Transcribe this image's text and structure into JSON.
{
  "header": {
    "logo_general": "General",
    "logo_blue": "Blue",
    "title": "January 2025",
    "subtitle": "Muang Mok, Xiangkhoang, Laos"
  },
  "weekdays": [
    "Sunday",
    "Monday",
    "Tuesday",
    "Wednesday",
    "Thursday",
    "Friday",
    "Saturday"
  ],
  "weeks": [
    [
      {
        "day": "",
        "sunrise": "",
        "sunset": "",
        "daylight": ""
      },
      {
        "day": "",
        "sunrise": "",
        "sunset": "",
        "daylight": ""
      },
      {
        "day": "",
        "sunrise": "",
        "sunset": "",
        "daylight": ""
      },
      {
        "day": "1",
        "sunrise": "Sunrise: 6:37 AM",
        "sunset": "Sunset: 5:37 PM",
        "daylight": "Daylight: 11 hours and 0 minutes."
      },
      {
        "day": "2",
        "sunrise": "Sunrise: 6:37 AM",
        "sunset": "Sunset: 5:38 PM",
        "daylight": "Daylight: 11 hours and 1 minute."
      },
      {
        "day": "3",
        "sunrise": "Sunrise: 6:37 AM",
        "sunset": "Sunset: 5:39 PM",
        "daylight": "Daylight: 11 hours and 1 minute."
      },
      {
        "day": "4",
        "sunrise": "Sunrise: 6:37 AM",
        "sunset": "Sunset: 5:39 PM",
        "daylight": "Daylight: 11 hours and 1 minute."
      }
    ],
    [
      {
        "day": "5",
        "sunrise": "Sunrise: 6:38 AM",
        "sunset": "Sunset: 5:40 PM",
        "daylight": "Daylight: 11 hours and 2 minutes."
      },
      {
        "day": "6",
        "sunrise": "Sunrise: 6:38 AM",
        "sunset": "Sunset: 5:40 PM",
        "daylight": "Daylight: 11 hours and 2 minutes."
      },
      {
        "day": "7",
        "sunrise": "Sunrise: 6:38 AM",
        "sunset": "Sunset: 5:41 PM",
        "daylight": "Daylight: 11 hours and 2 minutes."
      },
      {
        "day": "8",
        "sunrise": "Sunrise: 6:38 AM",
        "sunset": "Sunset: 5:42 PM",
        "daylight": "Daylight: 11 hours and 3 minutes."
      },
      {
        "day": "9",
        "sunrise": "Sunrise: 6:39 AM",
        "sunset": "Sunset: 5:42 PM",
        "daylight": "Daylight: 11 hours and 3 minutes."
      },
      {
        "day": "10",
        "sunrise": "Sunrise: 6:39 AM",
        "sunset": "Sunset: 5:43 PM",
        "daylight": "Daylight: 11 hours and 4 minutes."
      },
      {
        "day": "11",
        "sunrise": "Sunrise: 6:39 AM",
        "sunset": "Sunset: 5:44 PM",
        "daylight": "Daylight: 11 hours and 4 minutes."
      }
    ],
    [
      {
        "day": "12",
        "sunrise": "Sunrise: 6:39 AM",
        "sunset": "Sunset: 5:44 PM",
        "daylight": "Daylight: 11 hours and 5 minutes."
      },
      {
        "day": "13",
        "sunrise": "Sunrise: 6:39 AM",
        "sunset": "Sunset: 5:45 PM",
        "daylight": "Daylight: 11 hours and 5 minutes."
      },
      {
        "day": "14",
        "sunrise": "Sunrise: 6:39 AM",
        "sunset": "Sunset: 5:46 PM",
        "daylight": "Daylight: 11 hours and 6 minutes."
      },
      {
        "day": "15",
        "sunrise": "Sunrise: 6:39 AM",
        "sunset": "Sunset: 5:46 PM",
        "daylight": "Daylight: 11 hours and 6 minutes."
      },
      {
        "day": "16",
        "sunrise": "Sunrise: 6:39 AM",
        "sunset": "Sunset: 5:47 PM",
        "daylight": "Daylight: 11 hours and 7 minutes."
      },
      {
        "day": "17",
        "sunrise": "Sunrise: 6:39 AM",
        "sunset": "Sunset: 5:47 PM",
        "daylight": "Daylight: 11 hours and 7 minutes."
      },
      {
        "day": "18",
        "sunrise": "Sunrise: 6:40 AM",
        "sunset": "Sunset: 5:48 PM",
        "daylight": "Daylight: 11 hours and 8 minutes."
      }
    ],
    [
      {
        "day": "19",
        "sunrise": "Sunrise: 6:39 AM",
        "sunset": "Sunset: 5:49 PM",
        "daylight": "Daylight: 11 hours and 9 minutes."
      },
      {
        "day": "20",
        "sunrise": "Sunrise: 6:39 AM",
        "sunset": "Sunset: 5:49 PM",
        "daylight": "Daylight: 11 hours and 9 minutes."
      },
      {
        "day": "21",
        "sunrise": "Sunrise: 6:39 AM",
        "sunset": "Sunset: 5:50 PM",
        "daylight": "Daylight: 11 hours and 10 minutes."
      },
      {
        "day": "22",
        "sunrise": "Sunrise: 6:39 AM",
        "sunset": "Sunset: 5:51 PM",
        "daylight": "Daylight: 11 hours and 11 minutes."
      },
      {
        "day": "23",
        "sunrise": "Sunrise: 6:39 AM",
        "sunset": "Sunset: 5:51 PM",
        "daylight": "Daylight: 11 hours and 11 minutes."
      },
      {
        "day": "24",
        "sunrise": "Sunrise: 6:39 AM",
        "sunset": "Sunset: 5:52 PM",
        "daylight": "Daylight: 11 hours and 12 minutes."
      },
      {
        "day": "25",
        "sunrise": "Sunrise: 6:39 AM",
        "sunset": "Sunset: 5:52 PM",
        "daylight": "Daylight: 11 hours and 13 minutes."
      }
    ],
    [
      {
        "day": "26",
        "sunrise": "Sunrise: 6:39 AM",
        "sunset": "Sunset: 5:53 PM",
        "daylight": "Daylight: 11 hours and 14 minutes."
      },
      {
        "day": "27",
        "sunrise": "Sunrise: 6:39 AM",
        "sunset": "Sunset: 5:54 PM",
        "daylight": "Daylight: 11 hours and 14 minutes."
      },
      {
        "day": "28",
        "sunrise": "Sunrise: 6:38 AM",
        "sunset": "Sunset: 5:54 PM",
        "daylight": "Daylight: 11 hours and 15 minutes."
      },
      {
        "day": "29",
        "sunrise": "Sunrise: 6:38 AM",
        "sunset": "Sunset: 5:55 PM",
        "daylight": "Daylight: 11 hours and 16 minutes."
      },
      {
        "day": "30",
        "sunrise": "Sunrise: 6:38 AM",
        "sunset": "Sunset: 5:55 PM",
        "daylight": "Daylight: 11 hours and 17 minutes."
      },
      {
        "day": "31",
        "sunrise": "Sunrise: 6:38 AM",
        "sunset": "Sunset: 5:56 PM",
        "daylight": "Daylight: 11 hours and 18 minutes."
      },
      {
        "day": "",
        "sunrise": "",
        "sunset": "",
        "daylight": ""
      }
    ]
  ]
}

_____

▶ _SET EXERCISE_: Every record should be repeated exactly; please leave none out.

▶ _CORRECT ANSWER_:
Transcribe this image's text and structure into JSON.
{
  "header": {
    "logo_general": "General",
    "logo_blue": "Blue",
    "title": "January 2025",
    "subtitle": "Muang Mok, Xiangkhoang, Laos"
  },
  "weekdays": [
    "Sunday",
    "Monday",
    "Tuesday",
    "Wednesday",
    "Thursday",
    "Friday",
    "Saturday"
  ],
  "weeks": [
    [
      {
        "day": "",
        "sunrise": "",
        "sunset": "",
        "daylight": ""
      },
      {
        "day": "",
        "sunrise": "",
        "sunset": "",
        "daylight": ""
      },
      {
        "day": "",
        "sunrise": "",
        "sunset": "",
        "daylight": ""
      },
      {
        "day": "1",
        "sunrise": "Sunrise: 6:37 AM",
        "sunset": "Sunset: 5:37 PM",
        "daylight": "Daylight: 11 hours and 0 minutes."
      },
      {
        "day": "2",
        "sunrise": "Sunrise: 6:37 AM",
        "sunset": "Sunset: 5:38 PM",
        "daylight": "Daylight: 11 hours and 1 minute."
      },
      {
        "day": "3",
        "sunrise": "Sunrise: 6:37 AM",
        "sunset": "Sunset: 5:39 PM",
        "daylight": "Daylight: 11 hours and 1 minute."
      },
      {
        "day": "4",
        "sunrise": "Sunrise: 6:37 AM",
        "sunset": "Sunset: 5:39 PM",
        "daylight": "Daylight: 11 hours and 1 minute."
      }
    ],
    [
      {
        "day": "5",
        "sunrise": "Sunrise: 6:38 AM",
        "sunset": "Sunset: 5:40 PM",
        "daylight": "Daylight: 11 hours and 2 minutes."
      },
      {
        "day": "6",
        "sunrise": "Sunrise: 6:38 AM",
        "sunset": "Sunset: 5:40 PM",
        "daylight": "Daylight: 11 hours and 2 minutes."
      },
      {
        "day": "7",
        "sunrise": "Sunrise: 6:38 AM",
        "sunset": "Sunset: 5:41 PM",
        "daylight": "Daylight: 11 hours and 2 minutes."
      },
      {
        "day": "8",
        "sunrise": "Sunrise: 6:38 AM",
        "sunset": "Sunset: 5:42 PM",
        "daylight": "Daylight: 11 hours and 3 minutes."
      },
      {
        "day": "9",
        "sunrise": "Sunrise: 6:39 AM",
        "sunset": "Sunset: 5:42 PM",
        "daylight": "Daylight: 11 hours and 3 minutes."
      },
      {
        "day": "10",
        "sunrise": "Sunrise: 6:39 AM",
        "sunset": "Sunset: 5:43 PM",
        "daylight": "Daylight: 11 hours and 4 minutes."
      },
      {
        "day": "11",
        "sunrise": "Sunrise: 6:39 AM",
        "sunset": "Sunset: 5:44 PM",
        "daylight": "Daylight: 11 hours and 4 minutes."
      }
    ],
    [
      {
        "day": "12",
        "sunrise": "Sunrise: 6:39 AM",
        "sunset": "Sunset: 5:44 PM",
        "daylight": "Daylight: 11 hours and 5 minutes."
      },
      {
        "day": "13",
        "sunrise": "Sunrise: 6:39 AM",
        "sunset": "Sunset: 5:45 PM",
        "daylight": "Daylight: 11 hours and 5 minutes."
      },
      {
        "day": "14",
        "sunrise": "Sunrise: 6:39 AM",
        "sunset": "Sunset: 5:46 PM",
        "daylight": "Daylight: 11 hours and 6 minutes."
      },
      {
        "day": "15",
        "sunrise": "Sunrise: 6:39 AM",
        "sunset": "Sunset: 5:46 PM",
        "daylight": "Daylight: 11 hours and 6 minutes."
      },
      {
        "day": "16",
        "sunrise": "Sunrise: 6:39 AM",
        "sunset": "Sunset: 5:47 PM",
        "daylight": "Daylight: 11 hours and 7 minutes."
      },
      {
        "day": "17",
        "sunrise": "Sunrise: 6:39 AM",
        "sunset": "Sunset: 5:47 PM",
        "daylight": "Daylight: 11 hours and 7 minutes."
      },
      {
        "day": "18",
        "sunrise": "Sunrise: 6:40 AM",
        "sunset": "Sunset: 5:48 PM",
        "daylight": "Daylight: 11 hours and 8 minutes."
      }
    ],
    [
      {
        "day": "19",
        "sunrise": "Sunrise: 6:39 AM",
        "sunset": "Sunset: 5:49 PM",
        "daylight": "Daylight: 11 hours and 9 minutes."
      },
      {
        "day": "20",
        "sunrise": "Sunrise: 6:39 AM",
        "sunset": "Sunset: 5:49 PM",
        "daylight": "Daylight: 11 hours and 9 minutes."
      },
      {
        "day": "21",
        "sunrise": "Sunrise: 6:39 AM",
        "sunset": "Sunset: 5:50 PM",
        "daylight": "Daylight: 11 hours and 10 minutes."
      },
      {
        "day": "22",
        "sunrise": "Sunrise: 6:39 AM",
        "sunset": "Sunset: 5:51 PM",
        "daylight": "Daylight: 11 hours and 11 minutes."
      },
      {
        "day": "23",
        "sunrise": "Sunrise: 6:39 AM",
        "sunset": "Sunset: 5:51 PM",
        "daylight": "Daylight: 11 hours and 11 minutes."
      },
      {
        "day": "24",
        "sunrise": "Sunrise: 6:39 AM",
        "sunset": "Sunset: 5:52 PM",
        "daylight": "Daylight: 11 hours and 12 minutes."
      },
      {
        "day": "25",
        "sunrise": "Sunrise: 6:39 AM",
        "sunset": "Sunset: 5:52 PM",
        "daylight": "Daylight: 11 hours and 13 minutes."
      }
    ],
    [
      {
        "day": "26",
        "sunrise": "Sunrise: 6:39 AM",
        "sunset": "Sunset: 5:53 PM",
        "daylight": "Daylight: 11 hours and 14 minutes."
      },
      {
        "day": "27",
        "sunrise": "Sunrise: 6:39 AM",
        "sunset": "Sunset: 5:54 PM",
        "daylight": "Daylight: 11 hours and 14 minutes."
      },
      {
        "day": "28",
        "sunrise": "Sunrise: 6:38 AM",
        "sunset": "Sunset: 5:54 PM",
        "daylight": "Daylight: 11 hours and 15 minutes."
      },
      {
        "day": "29",
        "sunrise": "Sunrise: 6:38 AM",
        "sunset": "Sunset: 5:55 PM",
        "daylight": "Daylight: 11 hours and 16 minutes."
      },
      {
        "day": "30",
        "sunrise": "Sunrise: 6:38 AM",
        "sunset": "Sunset: 5:55 PM",
        "daylight": "Daylight: 11 hours and 17 minutes."
      },
      {
        "day": "31",
        "sunrise": "Sunrise: 6:38 AM",
        "sunset": "Sunset: 5:56 PM",
        "daylight": "Daylight: 11 hours and 18 minutes."
      },
      {
        "day": "",
        "sunrise": "",
        "sunset": "",
        "daylight": ""
      }
    ]
  ]
}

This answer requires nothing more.